◆ INPUT DATA
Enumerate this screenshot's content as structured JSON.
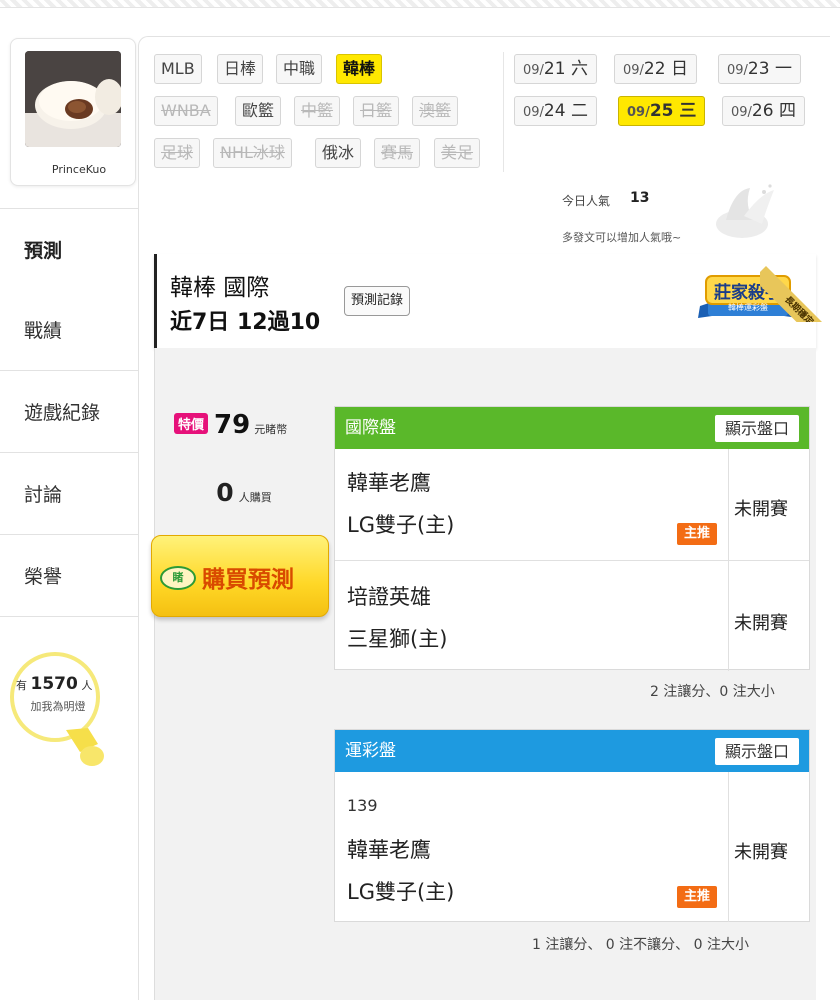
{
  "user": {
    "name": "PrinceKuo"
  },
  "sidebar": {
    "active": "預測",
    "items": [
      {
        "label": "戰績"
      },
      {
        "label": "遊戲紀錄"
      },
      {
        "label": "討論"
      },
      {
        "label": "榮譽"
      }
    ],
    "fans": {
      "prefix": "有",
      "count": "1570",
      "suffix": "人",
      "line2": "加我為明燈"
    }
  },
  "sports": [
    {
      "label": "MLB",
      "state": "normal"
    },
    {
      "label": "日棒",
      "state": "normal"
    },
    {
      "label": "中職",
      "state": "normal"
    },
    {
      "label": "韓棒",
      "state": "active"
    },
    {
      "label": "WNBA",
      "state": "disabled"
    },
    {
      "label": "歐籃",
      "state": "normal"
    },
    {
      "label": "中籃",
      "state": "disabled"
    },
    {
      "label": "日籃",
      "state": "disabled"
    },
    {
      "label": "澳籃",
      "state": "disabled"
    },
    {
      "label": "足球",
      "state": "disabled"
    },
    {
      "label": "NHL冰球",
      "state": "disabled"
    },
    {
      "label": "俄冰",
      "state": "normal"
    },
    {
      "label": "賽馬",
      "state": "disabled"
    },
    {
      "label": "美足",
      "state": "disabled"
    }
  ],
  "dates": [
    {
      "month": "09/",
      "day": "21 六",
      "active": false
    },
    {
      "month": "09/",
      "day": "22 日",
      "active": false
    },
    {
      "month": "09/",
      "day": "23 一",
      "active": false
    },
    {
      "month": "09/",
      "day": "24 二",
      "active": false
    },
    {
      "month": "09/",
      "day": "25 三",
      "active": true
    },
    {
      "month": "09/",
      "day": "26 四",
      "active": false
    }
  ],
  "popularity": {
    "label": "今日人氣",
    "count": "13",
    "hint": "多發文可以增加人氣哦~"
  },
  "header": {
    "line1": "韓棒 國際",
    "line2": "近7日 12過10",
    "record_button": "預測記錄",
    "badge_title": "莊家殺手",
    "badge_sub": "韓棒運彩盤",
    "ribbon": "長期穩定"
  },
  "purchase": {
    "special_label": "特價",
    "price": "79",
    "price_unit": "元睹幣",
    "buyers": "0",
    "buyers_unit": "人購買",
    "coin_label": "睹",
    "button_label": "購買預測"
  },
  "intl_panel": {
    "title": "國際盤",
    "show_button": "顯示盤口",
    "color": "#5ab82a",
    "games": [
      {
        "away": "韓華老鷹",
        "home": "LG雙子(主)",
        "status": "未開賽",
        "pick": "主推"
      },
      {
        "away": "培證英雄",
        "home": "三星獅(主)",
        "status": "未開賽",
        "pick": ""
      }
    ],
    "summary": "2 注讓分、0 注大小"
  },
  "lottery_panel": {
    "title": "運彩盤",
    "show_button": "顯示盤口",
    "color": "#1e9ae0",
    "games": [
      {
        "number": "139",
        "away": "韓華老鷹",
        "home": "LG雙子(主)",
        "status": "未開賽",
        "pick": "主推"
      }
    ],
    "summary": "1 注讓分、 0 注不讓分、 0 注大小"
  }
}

---

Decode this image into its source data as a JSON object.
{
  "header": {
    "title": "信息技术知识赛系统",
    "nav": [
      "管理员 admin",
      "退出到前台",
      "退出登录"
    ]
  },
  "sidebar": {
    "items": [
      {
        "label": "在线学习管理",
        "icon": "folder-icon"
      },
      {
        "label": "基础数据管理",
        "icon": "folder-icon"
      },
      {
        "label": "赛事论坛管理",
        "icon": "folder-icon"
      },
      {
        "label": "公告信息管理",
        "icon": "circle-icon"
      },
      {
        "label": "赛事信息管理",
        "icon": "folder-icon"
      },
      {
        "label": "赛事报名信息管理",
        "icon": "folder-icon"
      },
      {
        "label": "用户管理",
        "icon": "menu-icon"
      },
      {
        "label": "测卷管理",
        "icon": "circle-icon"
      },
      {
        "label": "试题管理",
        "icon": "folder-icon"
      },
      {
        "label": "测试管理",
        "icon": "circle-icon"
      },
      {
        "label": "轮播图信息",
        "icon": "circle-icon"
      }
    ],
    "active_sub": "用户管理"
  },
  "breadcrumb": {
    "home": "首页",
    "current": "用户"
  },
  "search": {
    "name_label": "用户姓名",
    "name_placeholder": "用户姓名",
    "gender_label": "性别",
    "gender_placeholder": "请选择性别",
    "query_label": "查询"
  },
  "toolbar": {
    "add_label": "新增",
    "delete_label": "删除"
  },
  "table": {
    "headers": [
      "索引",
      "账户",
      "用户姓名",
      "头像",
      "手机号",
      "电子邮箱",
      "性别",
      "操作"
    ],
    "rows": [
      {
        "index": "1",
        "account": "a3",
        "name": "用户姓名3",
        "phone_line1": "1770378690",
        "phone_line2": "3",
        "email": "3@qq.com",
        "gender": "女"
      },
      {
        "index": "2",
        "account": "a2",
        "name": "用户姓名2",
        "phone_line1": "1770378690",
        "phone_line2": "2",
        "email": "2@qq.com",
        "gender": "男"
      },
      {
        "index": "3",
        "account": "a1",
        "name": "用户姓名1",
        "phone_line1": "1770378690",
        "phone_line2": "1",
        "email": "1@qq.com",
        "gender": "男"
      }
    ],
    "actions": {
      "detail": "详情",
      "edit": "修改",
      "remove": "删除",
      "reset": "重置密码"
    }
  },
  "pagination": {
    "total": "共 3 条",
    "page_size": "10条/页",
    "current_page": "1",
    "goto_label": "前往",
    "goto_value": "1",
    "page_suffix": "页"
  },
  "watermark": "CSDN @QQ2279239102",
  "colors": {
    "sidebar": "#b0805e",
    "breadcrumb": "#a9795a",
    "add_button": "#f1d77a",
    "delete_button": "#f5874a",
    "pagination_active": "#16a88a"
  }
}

--

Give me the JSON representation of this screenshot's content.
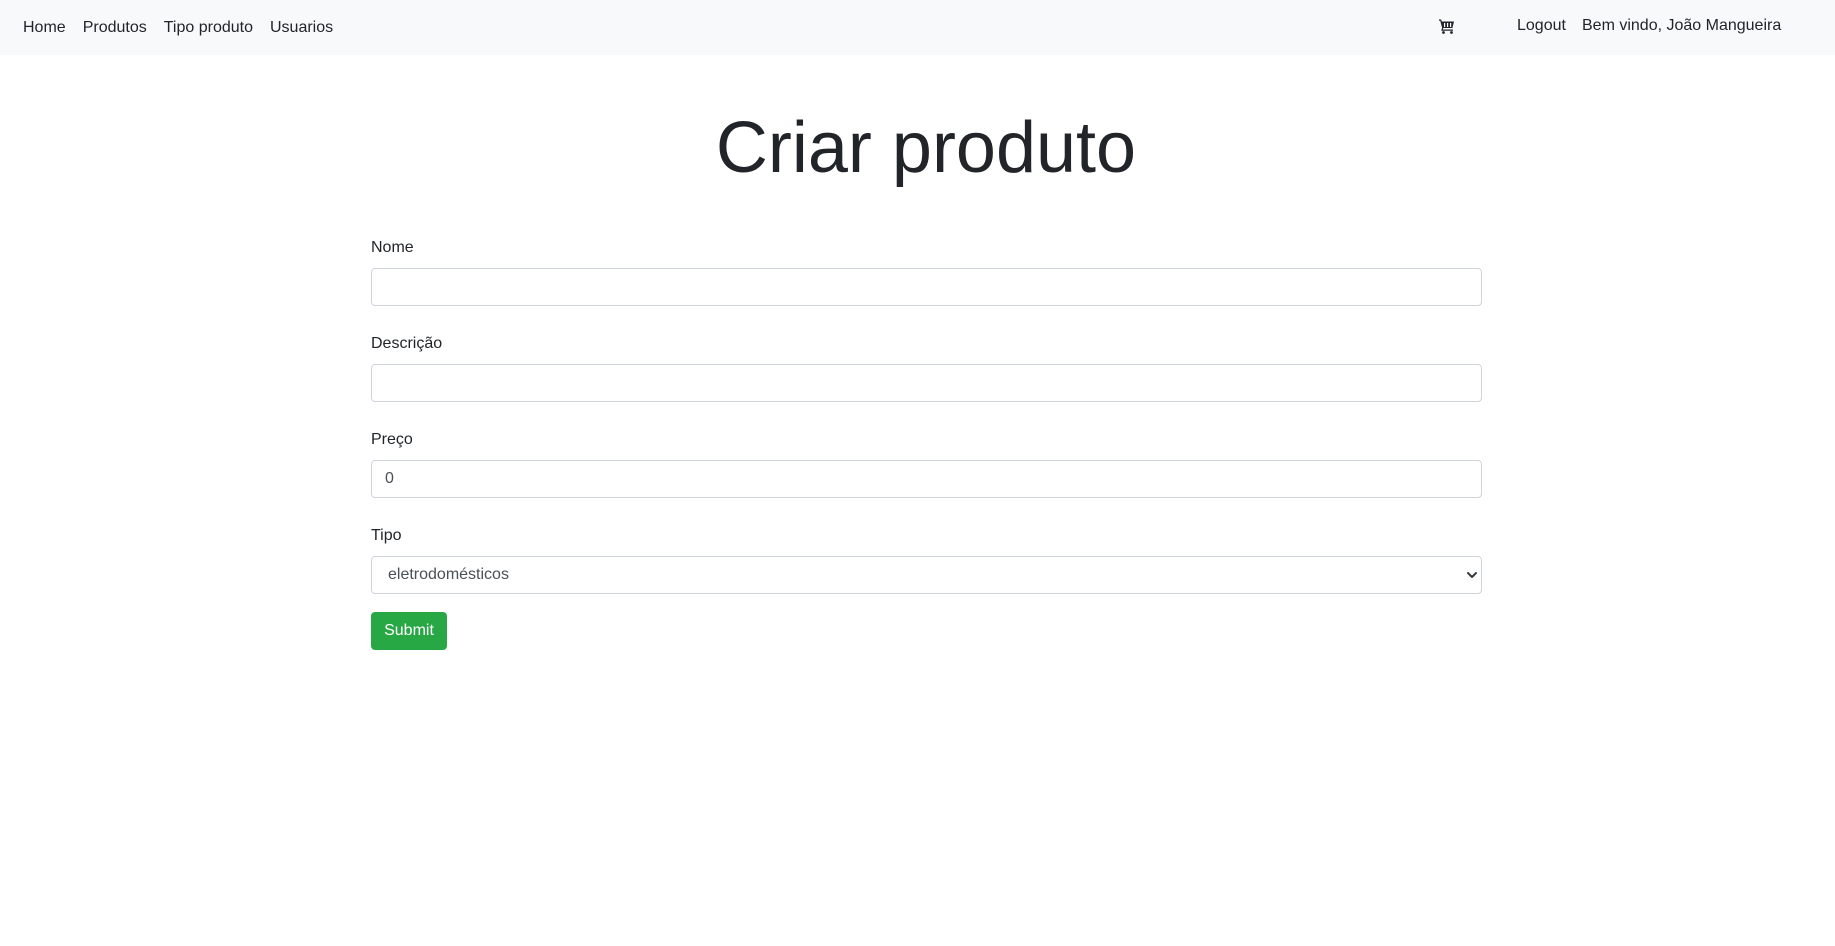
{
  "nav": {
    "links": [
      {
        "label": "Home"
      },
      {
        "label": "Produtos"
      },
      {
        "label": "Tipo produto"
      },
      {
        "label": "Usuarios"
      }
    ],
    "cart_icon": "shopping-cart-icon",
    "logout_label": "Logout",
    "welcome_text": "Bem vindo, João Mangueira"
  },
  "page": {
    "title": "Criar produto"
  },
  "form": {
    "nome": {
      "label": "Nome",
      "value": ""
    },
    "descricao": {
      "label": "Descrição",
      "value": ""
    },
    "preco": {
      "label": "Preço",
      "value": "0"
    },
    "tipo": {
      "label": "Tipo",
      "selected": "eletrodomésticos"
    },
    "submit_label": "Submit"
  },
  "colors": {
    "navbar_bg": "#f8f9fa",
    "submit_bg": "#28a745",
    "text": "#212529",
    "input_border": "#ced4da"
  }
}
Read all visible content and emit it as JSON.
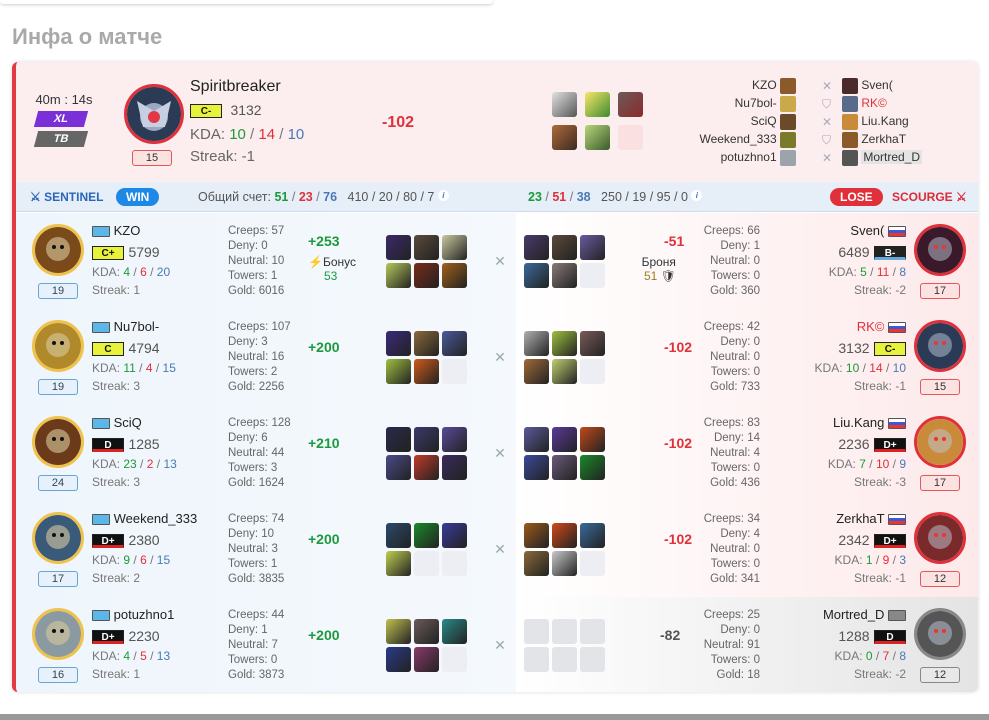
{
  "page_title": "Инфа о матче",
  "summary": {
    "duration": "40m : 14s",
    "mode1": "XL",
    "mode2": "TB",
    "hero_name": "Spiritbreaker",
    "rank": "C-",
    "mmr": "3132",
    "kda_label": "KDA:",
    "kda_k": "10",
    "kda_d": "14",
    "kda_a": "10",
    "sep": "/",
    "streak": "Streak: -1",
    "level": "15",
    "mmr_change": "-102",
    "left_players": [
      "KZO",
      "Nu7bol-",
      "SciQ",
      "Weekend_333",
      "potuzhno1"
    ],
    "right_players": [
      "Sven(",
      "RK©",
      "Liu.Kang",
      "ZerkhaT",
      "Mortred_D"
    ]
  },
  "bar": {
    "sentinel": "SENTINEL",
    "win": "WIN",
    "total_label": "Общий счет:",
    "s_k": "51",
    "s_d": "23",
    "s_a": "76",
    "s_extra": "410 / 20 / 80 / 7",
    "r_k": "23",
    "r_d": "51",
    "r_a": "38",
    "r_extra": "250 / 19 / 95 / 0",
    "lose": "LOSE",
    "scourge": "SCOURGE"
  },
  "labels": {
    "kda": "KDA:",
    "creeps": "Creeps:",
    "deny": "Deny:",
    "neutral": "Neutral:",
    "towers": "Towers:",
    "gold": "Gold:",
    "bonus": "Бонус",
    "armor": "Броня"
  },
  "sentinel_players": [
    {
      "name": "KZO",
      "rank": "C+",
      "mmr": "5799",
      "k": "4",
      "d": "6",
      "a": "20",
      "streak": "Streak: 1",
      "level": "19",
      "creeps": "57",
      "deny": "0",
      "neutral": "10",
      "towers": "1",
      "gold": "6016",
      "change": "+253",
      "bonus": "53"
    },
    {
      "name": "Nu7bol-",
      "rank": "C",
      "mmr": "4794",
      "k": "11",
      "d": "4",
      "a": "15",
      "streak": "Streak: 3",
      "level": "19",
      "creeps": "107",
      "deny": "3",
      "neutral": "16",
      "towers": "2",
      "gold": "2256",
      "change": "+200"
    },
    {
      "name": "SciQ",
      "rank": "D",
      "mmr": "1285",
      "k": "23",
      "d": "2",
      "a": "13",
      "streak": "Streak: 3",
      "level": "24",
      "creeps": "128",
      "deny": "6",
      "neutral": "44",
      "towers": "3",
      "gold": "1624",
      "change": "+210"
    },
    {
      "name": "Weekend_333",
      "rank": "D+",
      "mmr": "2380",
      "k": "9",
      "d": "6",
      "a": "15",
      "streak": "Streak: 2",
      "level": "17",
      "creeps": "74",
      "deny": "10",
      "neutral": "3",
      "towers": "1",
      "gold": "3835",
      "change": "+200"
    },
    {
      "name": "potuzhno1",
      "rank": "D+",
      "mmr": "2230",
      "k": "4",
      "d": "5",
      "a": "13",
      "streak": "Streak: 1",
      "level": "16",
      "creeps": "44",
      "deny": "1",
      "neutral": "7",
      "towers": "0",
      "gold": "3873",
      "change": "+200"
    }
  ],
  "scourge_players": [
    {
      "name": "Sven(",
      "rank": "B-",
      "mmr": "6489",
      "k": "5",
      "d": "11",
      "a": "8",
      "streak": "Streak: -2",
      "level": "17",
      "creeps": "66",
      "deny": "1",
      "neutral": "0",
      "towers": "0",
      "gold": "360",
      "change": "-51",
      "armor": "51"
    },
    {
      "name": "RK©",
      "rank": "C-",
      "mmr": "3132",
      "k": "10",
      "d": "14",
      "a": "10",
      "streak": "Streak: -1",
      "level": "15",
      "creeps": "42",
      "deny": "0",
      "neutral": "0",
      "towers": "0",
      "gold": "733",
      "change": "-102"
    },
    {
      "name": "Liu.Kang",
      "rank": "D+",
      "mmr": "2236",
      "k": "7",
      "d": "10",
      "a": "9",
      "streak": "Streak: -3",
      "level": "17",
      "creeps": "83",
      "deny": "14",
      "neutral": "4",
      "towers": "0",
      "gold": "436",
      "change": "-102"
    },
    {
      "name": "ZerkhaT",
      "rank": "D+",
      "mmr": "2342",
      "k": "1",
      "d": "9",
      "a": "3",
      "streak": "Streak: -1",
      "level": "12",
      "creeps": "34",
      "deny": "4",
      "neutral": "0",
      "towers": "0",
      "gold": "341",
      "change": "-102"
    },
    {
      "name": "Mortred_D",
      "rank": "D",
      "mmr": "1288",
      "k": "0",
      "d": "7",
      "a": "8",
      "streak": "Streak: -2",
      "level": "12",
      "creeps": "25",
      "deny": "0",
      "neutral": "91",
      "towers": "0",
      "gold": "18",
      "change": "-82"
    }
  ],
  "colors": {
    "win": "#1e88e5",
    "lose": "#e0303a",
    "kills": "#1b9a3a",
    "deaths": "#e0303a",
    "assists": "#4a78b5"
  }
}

◆ SHORT TASK
Identify and extract each line of the listing that contains "screenshot".

◆ SOLUTION TO THE EXERCISE
Enumerate this screenshot's content as structured JSON.
Give me the JSON representation of this screenshot's content.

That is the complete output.